— Problem description —
Write every line of the material out exactly as shown.

— Records shown —
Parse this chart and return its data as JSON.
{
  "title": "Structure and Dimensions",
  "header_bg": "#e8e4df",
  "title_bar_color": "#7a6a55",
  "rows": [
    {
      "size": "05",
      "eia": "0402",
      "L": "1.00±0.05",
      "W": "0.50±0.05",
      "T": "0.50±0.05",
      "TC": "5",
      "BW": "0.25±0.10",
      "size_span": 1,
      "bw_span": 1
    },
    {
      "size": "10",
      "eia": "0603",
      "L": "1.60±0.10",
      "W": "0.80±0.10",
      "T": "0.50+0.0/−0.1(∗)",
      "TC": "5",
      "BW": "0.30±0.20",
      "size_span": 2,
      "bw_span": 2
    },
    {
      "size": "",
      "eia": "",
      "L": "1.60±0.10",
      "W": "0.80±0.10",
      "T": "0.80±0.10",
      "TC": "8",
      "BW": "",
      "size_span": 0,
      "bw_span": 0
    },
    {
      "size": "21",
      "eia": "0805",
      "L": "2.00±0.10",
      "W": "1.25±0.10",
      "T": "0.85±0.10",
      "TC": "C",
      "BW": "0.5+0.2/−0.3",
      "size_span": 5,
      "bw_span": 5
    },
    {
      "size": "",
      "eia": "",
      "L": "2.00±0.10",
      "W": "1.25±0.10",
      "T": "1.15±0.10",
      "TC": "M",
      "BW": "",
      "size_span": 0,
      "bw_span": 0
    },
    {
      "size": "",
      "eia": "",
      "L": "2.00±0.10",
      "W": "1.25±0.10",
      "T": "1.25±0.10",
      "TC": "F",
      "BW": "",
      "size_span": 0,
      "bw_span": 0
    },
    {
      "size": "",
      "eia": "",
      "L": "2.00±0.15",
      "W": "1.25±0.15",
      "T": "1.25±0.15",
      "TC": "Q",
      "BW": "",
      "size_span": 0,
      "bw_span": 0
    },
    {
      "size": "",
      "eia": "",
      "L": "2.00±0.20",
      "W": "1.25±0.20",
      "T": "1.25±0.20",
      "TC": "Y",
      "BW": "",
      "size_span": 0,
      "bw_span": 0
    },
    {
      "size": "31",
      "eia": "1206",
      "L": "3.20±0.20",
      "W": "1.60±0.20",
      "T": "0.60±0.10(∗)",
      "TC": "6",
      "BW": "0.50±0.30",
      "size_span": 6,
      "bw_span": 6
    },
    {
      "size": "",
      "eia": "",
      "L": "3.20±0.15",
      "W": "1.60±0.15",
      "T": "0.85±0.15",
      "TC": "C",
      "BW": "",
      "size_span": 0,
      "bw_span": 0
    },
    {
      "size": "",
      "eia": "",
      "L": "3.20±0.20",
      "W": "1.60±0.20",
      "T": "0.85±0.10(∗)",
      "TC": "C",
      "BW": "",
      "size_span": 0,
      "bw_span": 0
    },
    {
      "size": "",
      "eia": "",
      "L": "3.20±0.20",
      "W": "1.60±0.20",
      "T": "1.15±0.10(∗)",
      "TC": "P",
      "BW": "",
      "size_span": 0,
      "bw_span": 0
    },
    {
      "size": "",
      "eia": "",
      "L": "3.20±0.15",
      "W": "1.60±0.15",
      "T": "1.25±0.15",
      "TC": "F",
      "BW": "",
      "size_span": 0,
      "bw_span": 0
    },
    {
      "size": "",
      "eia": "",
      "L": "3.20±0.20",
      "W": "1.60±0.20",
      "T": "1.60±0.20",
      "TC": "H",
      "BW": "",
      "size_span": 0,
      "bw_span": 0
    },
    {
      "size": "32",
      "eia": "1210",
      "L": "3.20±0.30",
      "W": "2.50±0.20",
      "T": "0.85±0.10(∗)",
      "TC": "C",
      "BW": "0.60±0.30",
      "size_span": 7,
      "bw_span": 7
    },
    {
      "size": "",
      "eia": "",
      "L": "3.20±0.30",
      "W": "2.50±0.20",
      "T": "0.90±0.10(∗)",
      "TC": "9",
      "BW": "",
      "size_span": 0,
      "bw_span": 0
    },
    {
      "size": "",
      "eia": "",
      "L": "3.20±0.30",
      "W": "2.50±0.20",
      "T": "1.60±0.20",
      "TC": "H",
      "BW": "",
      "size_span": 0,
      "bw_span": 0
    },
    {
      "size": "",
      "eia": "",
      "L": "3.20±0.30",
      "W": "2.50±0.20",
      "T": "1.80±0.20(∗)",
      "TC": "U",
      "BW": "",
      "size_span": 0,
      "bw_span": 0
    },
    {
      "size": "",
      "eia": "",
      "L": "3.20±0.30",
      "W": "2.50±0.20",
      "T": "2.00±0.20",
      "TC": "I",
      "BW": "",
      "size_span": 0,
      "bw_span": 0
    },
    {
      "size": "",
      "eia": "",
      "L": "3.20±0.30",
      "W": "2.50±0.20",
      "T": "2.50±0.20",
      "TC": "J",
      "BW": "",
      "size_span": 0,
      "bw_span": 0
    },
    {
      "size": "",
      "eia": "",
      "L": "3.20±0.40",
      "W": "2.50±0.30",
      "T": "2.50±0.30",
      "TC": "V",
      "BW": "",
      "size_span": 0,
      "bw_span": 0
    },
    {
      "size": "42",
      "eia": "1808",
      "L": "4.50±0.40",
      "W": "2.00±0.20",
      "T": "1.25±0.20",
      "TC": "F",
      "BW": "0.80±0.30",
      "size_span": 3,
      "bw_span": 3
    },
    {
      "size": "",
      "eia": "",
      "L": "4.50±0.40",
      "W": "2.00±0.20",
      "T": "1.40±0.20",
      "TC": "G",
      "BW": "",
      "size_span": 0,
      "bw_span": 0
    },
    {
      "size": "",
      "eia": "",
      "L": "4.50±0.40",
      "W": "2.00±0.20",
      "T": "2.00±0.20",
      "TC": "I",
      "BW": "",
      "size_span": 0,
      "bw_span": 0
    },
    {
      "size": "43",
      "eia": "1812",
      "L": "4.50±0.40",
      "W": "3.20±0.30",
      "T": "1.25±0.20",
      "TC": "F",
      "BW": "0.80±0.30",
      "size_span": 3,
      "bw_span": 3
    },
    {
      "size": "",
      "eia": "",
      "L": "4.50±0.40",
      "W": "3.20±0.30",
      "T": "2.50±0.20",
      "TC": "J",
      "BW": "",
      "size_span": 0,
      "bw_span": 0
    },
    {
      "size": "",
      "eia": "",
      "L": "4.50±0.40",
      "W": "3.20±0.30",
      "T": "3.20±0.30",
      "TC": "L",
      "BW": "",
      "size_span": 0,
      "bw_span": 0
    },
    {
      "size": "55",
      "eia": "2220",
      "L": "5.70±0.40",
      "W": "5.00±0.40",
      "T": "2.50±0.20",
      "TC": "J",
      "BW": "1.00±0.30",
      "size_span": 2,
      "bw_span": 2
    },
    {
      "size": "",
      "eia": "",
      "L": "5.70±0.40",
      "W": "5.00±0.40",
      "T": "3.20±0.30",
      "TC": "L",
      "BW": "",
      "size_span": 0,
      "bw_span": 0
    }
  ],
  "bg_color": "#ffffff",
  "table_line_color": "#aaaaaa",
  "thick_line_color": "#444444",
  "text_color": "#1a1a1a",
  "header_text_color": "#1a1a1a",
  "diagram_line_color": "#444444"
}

— Expected answer —
Parse this chart and return its data as JSON.
{
  "title": "Structure and Dimensions",
  "header_bg": "#e8e4df",
  "title_bar_color": "#7a6a55",
  "rows": [
    {
      "size": "05",
      "eia": "0402",
      "L": "1.00±0.05",
      "W": "0.50±0.05",
      "T": "0.50±0.05",
      "TC": "5",
      "BW": "0.25±0.10",
      "size_span": 1,
      "bw_span": 1
    },
    {
      "size": "10",
      "eia": "0603",
      "L": "1.60±0.10",
      "W": "0.80±0.10",
      "T": "0.50+0.0/−0.1(∗)",
      "TC": "5",
      "BW": "0.30±0.20",
      "size_span": 2,
      "bw_span": 2
    },
    {
      "size": "",
      "eia": "",
      "L": "1.60±0.10",
      "W": "0.80±0.10",
      "T": "0.80±0.10",
      "TC": "8",
      "BW": "",
      "size_span": 0,
      "bw_span": 0
    },
    {
      "size": "21",
      "eia": "0805",
      "L": "2.00±0.10",
      "W": "1.25±0.10",
      "T": "0.85±0.10",
      "TC": "C",
      "BW": "0.5+0.2/−0.3",
      "size_span": 5,
      "bw_span": 5
    },
    {
      "size": "",
      "eia": "",
      "L": "2.00±0.10",
      "W": "1.25±0.10",
      "T": "1.15±0.10",
      "TC": "M",
      "BW": "",
      "size_span": 0,
      "bw_span": 0
    },
    {
      "size": "",
      "eia": "",
      "L": "2.00±0.10",
      "W": "1.25±0.10",
      "T": "1.25±0.10",
      "TC": "F",
      "BW": "",
      "size_span": 0,
      "bw_span": 0
    },
    {
      "size": "",
      "eia": "",
      "L": "2.00±0.15",
      "W": "1.25±0.15",
      "T": "1.25±0.15",
      "TC": "Q",
      "BW": "",
      "size_span": 0,
      "bw_span": 0
    },
    {
      "size": "",
      "eia": "",
      "L": "2.00±0.20",
      "W": "1.25±0.20",
      "T": "1.25±0.20",
      "TC": "Y",
      "BW": "",
      "size_span": 0,
      "bw_span": 0
    },
    {
      "size": "31",
      "eia": "1206",
      "L": "3.20±0.20",
      "W": "1.60±0.20",
      "T": "0.60±0.10(∗)",
      "TC": "6",
      "BW": "0.50±0.30",
      "size_span": 6,
      "bw_span": 6
    },
    {
      "size": "",
      "eia": "",
      "L": "3.20±0.15",
      "W": "1.60±0.15",
      "T": "0.85±0.15",
      "TC": "C",
      "BW": "",
      "size_span": 0,
      "bw_span": 0
    },
    {
      "size": "",
      "eia": "",
      "L": "3.20±0.20",
      "W": "1.60±0.20",
      "T": "0.85±0.10(∗)",
      "TC": "C",
      "BW": "",
      "size_span": 0,
      "bw_span": 0
    },
    {
      "size": "",
      "eia": "",
      "L": "3.20±0.20",
      "W": "1.60±0.20",
      "T": "1.15±0.10(∗)",
      "TC": "P",
      "BW": "",
      "size_span": 0,
      "bw_span": 0
    },
    {
      "size": "",
      "eia": "",
      "L": "3.20±0.15",
      "W": "1.60±0.15",
      "T": "1.25±0.15",
      "TC": "F",
      "BW": "",
      "size_span": 0,
      "bw_span": 0
    },
    {
      "size": "",
      "eia": "",
      "L": "3.20±0.20",
      "W": "1.60±0.20",
      "T": "1.60±0.20",
      "TC": "H",
      "BW": "",
      "size_span": 0,
      "bw_span": 0
    },
    {
      "size": "32",
      "eia": "1210",
      "L": "3.20±0.30",
      "W": "2.50±0.20",
      "T": "0.85±0.10(∗)",
      "TC": "C",
      "BW": "0.60±0.30",
      "size_span": 7,
      "bw_span": 7
    },
    {
      "size": "",
      "eia": "",
      "L": "3.20±0.30",
      "W": "2.50±0.20",
      "T": "0.90±0.10(∗)",
      "TC": "9",
      "BW": "",
      "size_span": 0,
      "bw_span": 0
    },
    {
      "size": "",
      "eia": "",
      "L": "3.20±0.30",
      "W": "2.50±0.20",
      "T": "1.60±0.20",
      "TC": "H",
      "BW": "",
      "size_span": 0,
      "bw_span": 0
    },
    {
      "size": "",
      "eia": "",
      "L": "3.20±0.30",
      "W": "2.50±0.20",
      "T": "1.80±0.20(∗)",
      "TC": "U",
      "BW": "",
      "size_span": 0,
      "bw_span": 0
    },
    {
      "size": "",
      "eia": "",
      "L": "3.20±0.30",
      "W": "2.50±0.20",
      "T": "2.00±0.20",
      "TC": "I",
      "BW": "",
      "size_span": 0,
      "bw_span": 0
    },
    {
      "size": "",
      "eia": "",
      "L": "3.20±0.30",
      "W": "2.50±0.20",
      "T": "2.50±0.20",
      "TC": "J",
      "BW": "",
      "size_span": 0,
      "bw_span": 0
    },
    {
      "size": "",
      "eia": "",
      "L": "3.20±0.40",
      "W": "2.50±0.30",
      "T": "2.50±0.30",
      "TC": "V",
      "BW": "",
      "size_span": 0,
      "bw_span": 0
    },
    {
      "size": "42",
      "eia": "1808",
      "L": "4.50±0.40",
      "W": "2.00±0.20",
      "T": "1.25±0.20",
      "TC": "F",
      "BW": "0.80±0.30",
      "size_span": 3,
      "bw_span": 3
    },
    {
      "size": "",
      "eia": "",
      "L": "4.50±0.40",
      "W": "2.00±0.20",
      "T": "1.40±0.20",
      "TC": "G",
      "BW": "",
      "size_span": 0,
      "bw_span": 0
    },
    {
      "size": "",
      "eia": "",
      "L": "4.50±0.40",
      "W": "2.00±0.20",
      "T": "2.00±0.20",
      "TC": "I",
      "BW": "",
      "size_span": 0,
      "bw_span": 0
    },
    {
      "size": "43",
      "eia": "1812",
      "L": "4.50±0.40",
      "W": "3.20±0.30",
      "T": "1.25±0.20",
      "TC": "F",
      "BW": "0.80±0.30",
      "size_span": 3,
      "bw_span": 3
    },
    {
      "size": "",
      "eia": "",
      "L": "4.50±0.40",
      "W": "3.20±0.30",
      "T": "2.50±0.20",
      "TC": "J",
      "BW": "",
      "size_span": 0,
      "bw_span": 0
    },
    {
      "size": "",
      "eia": "",
      "L": "4.50±0.40",
      "W": "3.20±0.30",
      "T": "3.20±0.30",
      "TC": "L",
      "BW": "",
      "size_span": 0,
      "bw_span": 0
    },
    {
      "size": "55",
      "eia": "2220",
      "L": "5.70±0.40",
      "W": "5.00±0.40",
      "T": "2.50±0.20",
      "TC": "J",
      "BW": "1.00±0.30",
      "size_span": 2,
      "bw_span": 2
    },
    {
      "size": "",
      "eia": "",
      "L": "5.70±0.40",
      "W": "5.00±0.40",
      "T": "3.20±0.30",
      "TC": "L",
      "BW": "",
      "size_span": 0,
      "bw_span": 0
    }
  ],
  "bg_color": "#ffffff",
  "table_line_color": "#aaaaaa",
  "thick_line_color": "#444444",
  "text_color": "#1a1a1a",
  "header_text_color": "#1a1a1a",
  "diagram_line_color": "#444444"
}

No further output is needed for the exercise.